Your task is to tally the lines of the listing containing the word "エリナー" and report the figure alone.

__Provided information__:
__________

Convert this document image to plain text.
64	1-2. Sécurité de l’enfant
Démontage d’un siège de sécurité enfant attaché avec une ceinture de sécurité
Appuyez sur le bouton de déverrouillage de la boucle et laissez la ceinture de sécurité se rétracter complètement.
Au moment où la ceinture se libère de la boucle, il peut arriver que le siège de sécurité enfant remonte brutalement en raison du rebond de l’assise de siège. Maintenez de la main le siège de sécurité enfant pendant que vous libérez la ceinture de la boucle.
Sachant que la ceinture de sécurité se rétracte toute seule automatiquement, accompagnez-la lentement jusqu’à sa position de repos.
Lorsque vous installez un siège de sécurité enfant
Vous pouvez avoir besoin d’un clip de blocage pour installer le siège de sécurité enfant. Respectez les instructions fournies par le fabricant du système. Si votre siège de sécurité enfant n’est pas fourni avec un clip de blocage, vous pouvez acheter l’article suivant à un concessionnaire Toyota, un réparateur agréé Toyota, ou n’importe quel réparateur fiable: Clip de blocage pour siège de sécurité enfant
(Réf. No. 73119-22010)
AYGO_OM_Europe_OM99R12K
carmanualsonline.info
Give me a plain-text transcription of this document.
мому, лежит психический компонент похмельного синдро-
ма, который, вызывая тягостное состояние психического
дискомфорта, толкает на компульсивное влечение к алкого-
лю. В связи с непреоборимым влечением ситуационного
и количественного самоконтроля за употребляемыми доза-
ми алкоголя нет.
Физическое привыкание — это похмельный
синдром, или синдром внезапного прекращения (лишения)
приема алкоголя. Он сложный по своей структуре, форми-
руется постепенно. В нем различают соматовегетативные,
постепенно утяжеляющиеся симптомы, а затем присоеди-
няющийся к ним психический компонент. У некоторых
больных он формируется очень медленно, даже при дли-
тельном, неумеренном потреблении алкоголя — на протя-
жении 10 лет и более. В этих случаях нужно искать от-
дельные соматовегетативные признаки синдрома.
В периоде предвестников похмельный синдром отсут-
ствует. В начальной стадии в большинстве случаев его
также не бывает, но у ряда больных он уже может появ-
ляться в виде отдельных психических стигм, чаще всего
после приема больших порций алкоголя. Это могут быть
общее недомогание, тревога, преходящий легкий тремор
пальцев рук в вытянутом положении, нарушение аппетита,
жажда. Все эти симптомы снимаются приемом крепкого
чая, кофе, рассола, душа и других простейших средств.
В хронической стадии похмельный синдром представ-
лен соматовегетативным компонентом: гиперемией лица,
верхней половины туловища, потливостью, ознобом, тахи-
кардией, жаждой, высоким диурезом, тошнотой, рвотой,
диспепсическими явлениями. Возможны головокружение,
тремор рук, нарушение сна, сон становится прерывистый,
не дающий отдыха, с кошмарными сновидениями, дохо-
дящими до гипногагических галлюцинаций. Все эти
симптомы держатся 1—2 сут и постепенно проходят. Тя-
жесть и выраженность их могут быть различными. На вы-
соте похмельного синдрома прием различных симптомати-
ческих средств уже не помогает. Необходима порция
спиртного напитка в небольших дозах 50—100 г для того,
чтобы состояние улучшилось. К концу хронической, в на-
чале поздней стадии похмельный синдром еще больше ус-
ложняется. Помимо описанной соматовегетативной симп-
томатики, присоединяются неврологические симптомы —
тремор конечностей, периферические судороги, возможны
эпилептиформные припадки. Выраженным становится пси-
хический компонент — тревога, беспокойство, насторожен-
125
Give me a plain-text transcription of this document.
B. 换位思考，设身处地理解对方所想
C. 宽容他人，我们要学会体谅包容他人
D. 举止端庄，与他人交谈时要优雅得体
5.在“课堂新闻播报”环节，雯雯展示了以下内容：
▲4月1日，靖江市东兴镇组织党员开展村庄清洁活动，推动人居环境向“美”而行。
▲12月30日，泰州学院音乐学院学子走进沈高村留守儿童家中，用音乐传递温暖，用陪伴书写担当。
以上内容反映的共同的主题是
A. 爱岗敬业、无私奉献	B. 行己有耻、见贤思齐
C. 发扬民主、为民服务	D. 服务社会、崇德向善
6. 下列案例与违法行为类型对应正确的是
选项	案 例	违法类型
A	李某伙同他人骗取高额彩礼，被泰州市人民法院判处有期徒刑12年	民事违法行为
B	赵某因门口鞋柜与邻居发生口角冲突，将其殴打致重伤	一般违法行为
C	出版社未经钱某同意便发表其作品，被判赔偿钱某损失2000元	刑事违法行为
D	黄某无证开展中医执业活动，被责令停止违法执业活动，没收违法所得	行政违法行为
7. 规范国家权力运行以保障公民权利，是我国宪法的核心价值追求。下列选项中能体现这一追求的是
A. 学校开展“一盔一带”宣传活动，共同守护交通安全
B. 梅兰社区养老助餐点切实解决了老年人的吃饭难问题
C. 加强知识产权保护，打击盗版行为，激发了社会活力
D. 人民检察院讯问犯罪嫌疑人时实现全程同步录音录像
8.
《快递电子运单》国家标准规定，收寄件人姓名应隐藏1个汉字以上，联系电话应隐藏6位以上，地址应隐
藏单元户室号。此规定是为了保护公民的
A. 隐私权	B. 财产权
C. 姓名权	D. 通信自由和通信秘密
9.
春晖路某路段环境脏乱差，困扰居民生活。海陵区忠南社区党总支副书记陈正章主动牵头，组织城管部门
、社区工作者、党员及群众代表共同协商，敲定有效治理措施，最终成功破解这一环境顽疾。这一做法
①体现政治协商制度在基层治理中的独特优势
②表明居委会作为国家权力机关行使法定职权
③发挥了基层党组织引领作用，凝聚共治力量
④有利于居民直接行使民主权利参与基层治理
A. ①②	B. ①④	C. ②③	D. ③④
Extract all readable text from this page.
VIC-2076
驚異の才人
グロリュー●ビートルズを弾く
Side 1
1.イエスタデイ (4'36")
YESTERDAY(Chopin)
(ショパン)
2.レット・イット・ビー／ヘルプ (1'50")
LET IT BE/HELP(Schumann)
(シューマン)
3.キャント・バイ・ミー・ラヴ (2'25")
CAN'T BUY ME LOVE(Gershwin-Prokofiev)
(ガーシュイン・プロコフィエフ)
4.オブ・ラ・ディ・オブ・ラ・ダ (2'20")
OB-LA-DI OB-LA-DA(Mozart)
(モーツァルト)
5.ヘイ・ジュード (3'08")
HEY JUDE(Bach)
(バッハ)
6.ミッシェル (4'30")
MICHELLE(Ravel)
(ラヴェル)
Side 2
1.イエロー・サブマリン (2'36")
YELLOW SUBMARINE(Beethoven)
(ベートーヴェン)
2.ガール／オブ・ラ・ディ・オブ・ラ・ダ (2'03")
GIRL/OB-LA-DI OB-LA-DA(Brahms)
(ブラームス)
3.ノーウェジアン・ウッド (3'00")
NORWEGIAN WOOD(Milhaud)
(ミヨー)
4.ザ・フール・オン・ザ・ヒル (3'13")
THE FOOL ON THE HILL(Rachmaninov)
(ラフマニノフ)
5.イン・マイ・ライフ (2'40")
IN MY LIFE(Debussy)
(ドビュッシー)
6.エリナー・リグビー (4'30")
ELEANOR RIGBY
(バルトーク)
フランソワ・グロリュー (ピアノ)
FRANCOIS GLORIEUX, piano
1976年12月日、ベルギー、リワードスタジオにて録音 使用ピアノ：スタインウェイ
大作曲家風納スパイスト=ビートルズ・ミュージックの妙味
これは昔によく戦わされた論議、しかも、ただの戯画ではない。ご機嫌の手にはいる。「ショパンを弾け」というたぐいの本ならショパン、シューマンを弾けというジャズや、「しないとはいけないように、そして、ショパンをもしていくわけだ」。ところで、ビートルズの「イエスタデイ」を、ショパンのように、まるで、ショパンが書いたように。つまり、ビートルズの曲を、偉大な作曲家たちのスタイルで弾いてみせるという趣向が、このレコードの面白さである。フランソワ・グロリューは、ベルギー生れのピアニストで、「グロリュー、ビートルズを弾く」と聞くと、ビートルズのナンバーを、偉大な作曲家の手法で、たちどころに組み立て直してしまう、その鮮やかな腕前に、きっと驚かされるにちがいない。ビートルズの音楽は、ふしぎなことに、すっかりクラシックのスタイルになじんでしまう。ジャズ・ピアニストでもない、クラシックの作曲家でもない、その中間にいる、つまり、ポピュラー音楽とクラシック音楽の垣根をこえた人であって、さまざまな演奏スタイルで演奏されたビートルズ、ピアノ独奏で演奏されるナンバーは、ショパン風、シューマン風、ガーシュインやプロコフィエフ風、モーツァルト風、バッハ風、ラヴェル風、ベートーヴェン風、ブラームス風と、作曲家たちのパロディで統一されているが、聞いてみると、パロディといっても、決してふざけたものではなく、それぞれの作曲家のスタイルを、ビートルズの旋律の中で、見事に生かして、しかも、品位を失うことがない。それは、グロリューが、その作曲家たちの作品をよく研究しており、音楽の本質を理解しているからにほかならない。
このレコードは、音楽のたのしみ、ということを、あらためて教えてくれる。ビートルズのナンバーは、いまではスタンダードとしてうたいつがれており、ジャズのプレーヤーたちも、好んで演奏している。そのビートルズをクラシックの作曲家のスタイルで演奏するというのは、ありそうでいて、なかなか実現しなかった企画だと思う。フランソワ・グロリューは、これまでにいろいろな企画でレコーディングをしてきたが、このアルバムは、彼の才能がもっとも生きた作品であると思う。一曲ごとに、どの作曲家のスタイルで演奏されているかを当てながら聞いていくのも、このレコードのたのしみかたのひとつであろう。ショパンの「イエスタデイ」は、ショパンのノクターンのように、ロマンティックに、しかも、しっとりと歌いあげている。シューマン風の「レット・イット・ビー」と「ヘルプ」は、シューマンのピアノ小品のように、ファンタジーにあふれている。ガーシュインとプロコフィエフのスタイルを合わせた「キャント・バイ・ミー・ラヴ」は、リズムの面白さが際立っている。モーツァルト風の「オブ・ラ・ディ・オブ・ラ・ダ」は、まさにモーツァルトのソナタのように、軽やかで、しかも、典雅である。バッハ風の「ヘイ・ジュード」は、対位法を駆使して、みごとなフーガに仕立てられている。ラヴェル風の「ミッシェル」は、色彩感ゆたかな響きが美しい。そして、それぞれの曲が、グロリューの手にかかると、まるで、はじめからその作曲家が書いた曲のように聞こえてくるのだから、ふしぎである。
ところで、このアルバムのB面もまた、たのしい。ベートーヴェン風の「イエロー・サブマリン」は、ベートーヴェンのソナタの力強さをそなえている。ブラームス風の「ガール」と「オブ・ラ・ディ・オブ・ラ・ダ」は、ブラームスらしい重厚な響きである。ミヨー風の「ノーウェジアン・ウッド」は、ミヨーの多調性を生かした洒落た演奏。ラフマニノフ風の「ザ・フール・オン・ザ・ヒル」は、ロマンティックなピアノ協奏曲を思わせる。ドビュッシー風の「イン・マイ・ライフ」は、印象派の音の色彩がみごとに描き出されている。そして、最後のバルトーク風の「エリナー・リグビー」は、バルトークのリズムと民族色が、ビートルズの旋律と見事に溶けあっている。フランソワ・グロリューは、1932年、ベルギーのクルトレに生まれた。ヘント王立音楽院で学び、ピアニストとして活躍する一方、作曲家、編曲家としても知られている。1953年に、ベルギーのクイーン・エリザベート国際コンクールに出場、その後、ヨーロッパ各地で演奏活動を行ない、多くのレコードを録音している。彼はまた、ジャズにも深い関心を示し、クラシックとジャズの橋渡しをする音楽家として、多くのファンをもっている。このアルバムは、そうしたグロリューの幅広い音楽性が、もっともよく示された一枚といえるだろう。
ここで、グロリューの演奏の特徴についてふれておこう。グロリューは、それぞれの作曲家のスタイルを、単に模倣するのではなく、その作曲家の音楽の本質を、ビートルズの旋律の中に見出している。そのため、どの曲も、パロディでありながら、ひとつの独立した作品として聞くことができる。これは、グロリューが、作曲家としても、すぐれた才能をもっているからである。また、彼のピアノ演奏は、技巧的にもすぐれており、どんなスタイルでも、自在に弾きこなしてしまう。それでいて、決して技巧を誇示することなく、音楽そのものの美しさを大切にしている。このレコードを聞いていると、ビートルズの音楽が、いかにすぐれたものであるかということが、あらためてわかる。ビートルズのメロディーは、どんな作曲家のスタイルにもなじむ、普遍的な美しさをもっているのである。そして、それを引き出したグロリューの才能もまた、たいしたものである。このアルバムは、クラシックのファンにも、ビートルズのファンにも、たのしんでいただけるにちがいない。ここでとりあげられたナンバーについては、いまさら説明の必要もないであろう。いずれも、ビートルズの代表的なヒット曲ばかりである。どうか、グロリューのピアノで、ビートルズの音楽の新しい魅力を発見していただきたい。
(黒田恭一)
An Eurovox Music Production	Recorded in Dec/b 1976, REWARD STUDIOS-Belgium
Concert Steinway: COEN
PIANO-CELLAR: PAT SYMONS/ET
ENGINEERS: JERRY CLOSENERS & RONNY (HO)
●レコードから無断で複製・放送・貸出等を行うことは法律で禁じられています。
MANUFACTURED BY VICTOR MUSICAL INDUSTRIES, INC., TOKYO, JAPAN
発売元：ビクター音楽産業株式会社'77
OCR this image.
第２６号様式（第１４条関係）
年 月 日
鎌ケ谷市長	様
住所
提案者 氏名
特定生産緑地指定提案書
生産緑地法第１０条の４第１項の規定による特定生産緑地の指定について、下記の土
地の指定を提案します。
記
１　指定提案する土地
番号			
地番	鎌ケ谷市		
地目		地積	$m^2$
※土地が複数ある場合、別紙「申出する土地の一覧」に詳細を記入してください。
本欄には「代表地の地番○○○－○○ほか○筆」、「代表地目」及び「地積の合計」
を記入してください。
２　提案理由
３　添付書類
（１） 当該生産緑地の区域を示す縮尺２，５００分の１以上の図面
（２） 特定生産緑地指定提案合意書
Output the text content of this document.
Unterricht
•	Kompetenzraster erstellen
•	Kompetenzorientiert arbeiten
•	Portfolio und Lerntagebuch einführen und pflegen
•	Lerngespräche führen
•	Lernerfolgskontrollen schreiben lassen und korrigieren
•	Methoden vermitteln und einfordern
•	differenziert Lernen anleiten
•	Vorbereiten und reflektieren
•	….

__________

__Written response__: 2